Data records
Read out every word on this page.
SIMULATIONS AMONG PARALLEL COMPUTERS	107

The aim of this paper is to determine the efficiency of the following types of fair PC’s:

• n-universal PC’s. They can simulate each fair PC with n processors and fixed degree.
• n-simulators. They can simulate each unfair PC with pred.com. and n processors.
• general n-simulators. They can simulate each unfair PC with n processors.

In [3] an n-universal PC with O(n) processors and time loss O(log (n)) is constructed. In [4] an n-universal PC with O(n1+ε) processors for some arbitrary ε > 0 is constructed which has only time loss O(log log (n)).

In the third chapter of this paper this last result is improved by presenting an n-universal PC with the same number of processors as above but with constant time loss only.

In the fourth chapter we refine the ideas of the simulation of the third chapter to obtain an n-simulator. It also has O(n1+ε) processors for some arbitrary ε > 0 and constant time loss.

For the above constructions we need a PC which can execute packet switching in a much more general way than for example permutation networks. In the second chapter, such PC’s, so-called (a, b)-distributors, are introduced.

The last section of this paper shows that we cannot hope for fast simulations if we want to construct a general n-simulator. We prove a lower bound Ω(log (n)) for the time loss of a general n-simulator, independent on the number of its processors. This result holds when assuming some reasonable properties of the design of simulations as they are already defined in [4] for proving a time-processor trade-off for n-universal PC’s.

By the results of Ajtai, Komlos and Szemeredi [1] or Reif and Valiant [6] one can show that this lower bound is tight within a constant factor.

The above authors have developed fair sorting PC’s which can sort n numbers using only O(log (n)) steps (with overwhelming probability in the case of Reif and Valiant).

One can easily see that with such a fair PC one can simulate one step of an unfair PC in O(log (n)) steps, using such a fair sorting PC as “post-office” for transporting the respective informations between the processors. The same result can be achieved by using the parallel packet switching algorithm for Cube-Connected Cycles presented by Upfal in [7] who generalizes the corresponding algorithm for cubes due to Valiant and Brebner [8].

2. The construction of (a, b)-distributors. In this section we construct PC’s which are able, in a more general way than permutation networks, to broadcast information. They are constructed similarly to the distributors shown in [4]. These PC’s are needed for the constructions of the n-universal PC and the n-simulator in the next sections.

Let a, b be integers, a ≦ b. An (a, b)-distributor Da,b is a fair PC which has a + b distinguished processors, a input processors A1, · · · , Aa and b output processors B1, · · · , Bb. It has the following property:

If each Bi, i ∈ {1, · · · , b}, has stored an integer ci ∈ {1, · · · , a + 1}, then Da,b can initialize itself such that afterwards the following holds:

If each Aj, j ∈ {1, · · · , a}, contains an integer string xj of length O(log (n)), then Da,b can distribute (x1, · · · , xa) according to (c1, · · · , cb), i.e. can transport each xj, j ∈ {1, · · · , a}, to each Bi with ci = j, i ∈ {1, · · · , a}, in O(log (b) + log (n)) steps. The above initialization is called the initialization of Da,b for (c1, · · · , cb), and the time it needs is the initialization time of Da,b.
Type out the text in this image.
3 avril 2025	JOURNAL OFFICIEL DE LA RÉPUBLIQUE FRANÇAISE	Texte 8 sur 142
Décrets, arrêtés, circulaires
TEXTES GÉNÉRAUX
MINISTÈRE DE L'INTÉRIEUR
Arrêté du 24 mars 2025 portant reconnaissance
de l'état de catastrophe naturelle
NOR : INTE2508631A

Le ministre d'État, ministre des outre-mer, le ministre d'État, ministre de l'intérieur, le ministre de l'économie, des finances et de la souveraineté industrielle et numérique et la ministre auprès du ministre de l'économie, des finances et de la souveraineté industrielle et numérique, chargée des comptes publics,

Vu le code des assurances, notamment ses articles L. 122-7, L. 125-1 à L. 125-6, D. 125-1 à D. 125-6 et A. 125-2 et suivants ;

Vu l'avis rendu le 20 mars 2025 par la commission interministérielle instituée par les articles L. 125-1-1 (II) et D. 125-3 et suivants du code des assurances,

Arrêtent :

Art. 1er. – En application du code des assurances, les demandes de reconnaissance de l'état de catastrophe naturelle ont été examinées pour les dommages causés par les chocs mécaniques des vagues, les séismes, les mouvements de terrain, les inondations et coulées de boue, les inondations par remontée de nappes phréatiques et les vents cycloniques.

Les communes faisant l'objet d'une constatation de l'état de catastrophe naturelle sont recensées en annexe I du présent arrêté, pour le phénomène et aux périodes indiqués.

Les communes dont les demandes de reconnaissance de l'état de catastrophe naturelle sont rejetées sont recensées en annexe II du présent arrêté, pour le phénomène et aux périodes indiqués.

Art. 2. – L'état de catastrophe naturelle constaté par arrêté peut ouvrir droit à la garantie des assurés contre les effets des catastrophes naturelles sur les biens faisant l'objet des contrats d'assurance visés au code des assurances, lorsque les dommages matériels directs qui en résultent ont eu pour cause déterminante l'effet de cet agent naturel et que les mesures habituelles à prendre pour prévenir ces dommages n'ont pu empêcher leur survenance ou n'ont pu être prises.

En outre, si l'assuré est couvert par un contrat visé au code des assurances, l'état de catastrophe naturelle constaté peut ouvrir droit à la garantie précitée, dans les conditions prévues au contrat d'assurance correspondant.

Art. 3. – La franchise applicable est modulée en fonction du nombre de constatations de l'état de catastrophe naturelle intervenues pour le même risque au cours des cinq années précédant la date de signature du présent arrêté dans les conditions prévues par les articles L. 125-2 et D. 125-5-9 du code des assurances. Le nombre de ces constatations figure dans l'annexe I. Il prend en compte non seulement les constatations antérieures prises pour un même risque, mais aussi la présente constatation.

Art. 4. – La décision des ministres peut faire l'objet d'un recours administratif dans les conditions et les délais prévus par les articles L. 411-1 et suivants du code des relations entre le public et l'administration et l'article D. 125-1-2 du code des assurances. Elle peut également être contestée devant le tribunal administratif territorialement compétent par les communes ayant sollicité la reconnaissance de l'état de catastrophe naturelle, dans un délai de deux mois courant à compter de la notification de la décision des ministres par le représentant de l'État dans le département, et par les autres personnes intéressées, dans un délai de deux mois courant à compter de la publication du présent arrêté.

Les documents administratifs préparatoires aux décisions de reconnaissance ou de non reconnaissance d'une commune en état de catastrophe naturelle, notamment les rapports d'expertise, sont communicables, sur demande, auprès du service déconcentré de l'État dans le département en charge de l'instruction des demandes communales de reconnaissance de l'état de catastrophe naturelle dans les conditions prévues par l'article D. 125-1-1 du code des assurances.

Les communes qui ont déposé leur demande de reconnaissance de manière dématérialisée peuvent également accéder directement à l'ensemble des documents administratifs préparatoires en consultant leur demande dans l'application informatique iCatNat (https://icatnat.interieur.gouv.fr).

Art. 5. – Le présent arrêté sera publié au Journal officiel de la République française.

**Exercise requirements**
Select, from the listing, all lines that include the word "mars".

**Task result**
Arrêté du 24 mars 2025 portant reconnaissance
Vu l'avis rendu le 20 mars 2025 par la commission interministérielle instituée par les articles L. 125-1-1 (II) et D. 125-3 et suivants du code des assurances,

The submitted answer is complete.